**Problem statement:** Duplicate the passage below about the writing routine and the KFC order, keeping every word and mark unchanged.

**Passage shown:**
- - - - -

And as patient readers also know that this is a subtle trap because I can do it and feel fine for a long time but under the surface of my consciousness I am losing it.

So that’s no long term solution either.

Lately I have been dealing with the issue by just ending part 1 whenever I am done eating instead of plugging away till I reach 500 words.

It is not a good solution and makes me feel like I am failure, but at least it’s easy.

And we always have to do whatever is easiest, don’t we?

Not what is best. Just what’s easiest.

Anything else is too damned hard.

More after the break,.


It’s the principle of the thing

Ordered me some KFC for dindins tonight.

Arrived and everything was there… except for the 594 ml Diet Pepsi that was supposed to be part of my Big Box meal.

And this put me in a mild quandary, because I don’t need it. I got my Diet Coke, I am fine. I could have just let it slide.

But ! paid $1 to upsize it from a 321 ml to a 594 ml, god damn it. And really, the system needs to know if shit is getting left out.

- - - - -

**Data for analysis:**

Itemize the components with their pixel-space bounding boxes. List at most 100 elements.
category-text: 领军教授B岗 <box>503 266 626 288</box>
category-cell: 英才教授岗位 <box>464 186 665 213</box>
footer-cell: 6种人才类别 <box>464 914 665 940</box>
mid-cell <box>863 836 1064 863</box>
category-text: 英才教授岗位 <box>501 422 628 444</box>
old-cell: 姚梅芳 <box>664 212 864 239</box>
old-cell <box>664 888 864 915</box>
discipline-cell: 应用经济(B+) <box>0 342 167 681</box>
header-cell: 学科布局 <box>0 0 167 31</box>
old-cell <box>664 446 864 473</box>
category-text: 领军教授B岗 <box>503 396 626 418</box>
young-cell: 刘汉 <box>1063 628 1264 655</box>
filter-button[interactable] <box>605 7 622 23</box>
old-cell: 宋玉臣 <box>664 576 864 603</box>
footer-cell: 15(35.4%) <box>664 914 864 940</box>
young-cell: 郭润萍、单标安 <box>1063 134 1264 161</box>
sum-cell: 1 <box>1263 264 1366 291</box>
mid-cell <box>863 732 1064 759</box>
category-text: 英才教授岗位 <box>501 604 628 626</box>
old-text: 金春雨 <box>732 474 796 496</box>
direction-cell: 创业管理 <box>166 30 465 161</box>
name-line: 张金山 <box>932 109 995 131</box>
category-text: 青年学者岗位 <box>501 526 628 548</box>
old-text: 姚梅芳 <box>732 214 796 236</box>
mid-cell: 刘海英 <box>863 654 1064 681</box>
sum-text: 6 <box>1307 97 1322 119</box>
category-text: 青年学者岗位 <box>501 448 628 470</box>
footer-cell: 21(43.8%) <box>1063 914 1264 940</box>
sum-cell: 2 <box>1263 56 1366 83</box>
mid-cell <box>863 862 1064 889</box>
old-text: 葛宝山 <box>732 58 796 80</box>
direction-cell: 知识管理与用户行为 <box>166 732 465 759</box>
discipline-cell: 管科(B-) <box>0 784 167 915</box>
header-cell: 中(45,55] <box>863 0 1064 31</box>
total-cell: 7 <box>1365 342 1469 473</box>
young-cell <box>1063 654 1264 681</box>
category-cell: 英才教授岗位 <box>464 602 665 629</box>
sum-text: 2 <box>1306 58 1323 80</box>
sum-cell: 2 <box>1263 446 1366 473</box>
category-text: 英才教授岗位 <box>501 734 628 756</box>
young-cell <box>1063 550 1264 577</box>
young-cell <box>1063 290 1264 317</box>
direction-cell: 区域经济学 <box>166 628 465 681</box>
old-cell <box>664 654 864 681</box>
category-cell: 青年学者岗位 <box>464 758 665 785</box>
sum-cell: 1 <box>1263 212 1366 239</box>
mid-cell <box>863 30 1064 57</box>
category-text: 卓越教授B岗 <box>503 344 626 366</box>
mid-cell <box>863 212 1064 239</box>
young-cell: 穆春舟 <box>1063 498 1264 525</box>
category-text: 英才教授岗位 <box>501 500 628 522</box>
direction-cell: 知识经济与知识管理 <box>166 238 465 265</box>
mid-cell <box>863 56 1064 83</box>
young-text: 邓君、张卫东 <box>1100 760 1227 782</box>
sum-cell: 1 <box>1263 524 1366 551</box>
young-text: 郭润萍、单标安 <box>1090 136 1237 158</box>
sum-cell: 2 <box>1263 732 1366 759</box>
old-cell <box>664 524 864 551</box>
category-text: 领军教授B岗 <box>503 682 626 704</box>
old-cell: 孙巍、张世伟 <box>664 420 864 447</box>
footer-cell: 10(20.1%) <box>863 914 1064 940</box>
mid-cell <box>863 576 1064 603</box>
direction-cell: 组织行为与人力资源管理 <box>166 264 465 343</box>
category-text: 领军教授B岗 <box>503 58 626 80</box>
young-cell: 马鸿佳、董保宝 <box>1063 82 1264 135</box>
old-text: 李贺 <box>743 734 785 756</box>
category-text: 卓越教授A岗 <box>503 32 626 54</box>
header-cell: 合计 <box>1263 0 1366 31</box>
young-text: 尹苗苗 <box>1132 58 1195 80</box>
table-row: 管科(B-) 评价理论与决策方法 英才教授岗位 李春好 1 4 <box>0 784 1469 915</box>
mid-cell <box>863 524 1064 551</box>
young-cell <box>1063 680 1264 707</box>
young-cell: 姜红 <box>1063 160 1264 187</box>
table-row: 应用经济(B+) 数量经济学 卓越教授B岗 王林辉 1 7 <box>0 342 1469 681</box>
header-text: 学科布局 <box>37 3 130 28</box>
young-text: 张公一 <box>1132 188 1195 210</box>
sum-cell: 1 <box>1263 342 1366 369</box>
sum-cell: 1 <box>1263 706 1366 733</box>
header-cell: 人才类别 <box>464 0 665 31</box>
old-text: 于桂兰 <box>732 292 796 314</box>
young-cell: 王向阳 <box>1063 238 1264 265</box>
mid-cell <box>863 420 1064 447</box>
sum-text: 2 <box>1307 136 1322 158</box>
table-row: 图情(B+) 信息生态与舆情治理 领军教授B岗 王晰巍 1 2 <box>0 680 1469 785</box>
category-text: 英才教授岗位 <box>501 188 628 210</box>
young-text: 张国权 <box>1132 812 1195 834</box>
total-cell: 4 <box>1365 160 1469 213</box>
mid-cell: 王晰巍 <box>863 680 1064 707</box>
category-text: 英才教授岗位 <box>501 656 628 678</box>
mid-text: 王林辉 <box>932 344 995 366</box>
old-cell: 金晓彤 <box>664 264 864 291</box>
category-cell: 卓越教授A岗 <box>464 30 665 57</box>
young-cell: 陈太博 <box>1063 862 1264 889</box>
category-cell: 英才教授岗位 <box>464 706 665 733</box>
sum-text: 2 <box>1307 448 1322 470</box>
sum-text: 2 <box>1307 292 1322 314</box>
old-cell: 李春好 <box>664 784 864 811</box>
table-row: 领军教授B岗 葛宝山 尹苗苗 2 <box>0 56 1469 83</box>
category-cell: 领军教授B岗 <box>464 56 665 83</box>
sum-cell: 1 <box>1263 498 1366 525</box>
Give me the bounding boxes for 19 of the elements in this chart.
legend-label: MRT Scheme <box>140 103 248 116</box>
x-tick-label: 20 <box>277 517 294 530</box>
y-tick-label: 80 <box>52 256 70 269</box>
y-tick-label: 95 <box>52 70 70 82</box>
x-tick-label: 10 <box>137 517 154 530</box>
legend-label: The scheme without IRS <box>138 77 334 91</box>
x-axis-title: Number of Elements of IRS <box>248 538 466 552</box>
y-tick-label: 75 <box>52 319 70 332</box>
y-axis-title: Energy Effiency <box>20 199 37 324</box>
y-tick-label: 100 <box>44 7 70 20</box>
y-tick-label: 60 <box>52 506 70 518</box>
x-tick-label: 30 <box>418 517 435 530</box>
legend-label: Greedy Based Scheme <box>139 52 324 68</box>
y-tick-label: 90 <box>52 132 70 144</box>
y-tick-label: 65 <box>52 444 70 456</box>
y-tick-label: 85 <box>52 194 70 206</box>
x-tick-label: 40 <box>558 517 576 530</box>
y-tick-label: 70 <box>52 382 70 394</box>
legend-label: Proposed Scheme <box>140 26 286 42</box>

- - - - -

**Answer to this problem:**
And as patient readers also know that this is a subtle trap because I can do it and feel fine for a long time but under the surface of my consciousness I am losing it.

So that’s no long term solution either.

Lately I have been dealing with the issue by just ending part 1 whenever I am done eating instead of plugging away till I reach 500 words.

It is not a good solution and makes me feel like I am failure, but at least it’s easy.

And we always have to do whatever is easiest, don’t we?

Not what is best. Just what’s easiest.

Anything else is too damned hard.

More after the break,.


It’s the principle of the thing

Ordered me some KFC for dindins tonight.

Arrived and everything was there… except for the 594 ml Diet Pepsi that was supposed to be part of my Big Box meal.

And this put me in a mild quandary, because I don’t need it. I got my Diet Coke, I am fine. I could have just let it slide.

But ! paid $1 to upsize it from a 321 ml to a 594 ml, god damn it. And really, the system needs to know if shit is getting left out.